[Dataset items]
● ● ●
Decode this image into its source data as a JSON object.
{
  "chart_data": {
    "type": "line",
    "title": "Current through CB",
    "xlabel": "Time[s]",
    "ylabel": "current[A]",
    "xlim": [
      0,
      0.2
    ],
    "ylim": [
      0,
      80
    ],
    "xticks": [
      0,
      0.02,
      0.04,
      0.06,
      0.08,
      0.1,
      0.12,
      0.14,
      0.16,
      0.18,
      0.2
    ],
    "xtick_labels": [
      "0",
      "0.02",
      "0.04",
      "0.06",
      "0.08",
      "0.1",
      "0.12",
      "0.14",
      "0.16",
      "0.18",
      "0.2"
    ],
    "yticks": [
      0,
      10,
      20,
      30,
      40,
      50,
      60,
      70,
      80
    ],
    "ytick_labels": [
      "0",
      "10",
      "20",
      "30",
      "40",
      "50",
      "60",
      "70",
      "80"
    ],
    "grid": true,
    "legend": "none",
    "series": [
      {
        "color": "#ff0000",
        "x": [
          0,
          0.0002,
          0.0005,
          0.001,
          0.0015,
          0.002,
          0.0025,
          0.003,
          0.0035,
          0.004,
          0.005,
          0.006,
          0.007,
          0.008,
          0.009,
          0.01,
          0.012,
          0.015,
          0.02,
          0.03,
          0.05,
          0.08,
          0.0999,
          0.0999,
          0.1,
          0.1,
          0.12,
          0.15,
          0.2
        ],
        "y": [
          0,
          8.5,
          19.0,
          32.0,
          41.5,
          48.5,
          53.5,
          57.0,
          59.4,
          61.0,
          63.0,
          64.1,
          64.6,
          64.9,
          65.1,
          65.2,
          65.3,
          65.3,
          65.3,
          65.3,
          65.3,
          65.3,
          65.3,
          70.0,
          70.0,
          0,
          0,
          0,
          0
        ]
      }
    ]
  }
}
● ● ●
» **Directions for this task**:
Extract all lines as given.

» **Complete output**:
Decode this image into its source data as a JSON object.
{
  "chart_data": {
    "type": "line",
    "title": "Current through CB",
    "xlabel": "Time[s]",
    "ylabel": "current[A]",
    "xlim": [
      0,
      0.2
    ],
    "ylim": [
      0,
      80
    ],
    "xticks": [
      0,
      0.02,
      0.04,
      0.06,
      0.08,
      0.1,
      0.12,
      0.14,
      0.16,
      0.18,
      0.2
    ],
    "xtick_labels": [
      "0",
      "0.02",
      "0.04",
      "0.06",
      "0.08",
      "0.1",
      "0.12",
      "0.14",
      "0.16",
      "0.18",
      "0.2"
    ],
    "yticks": [
      0,
      10,
      20,
      30,
      40,
      50,
      60,
      70,
      80
    ],
    "ytick_labels": [
      "0",
      "10",
      "20",
      "30",
      "40",
      "50",
      "60",
      "70",
      "80"
    ],
    "grid": true,
    "legend": "none",
    "series": [
      {
        "color": "#ff0000",
        "x": [
          0,
          0.0002,
          0.0005,
          0.001,
          0.0015,
          0.002,
          0.0025,
          0.003,
          0.0035,
          0.004,
          0.005,
          0.006,
          0.007,
          0.008,
          0.009,
          0.01,
          0.012,
          0.015,
          0.02,
          0.03,
          0.05,
          0.08,
          0.0999,
          0.0999,
          0.1,
          0.1,
          0.12,
          0.15,
          0.2
        ],
        "y": [
          0,
          8.5,
          19.0,
          32.0,
          41.5,
          48.5,
          53.5,
          57.0,
          59.4,
          61.0,
          63.0,
          64.1,
          64.6,
          64.9,
          65.1,
          65.2,
          65.3,
          65.3,
          65.3,
          65.3,
          65.3,
          65.3,
          65.3,
          70.0,
          70.0,
          0,
          0,
          0,
          0
        ]
      }
    ]
  }
}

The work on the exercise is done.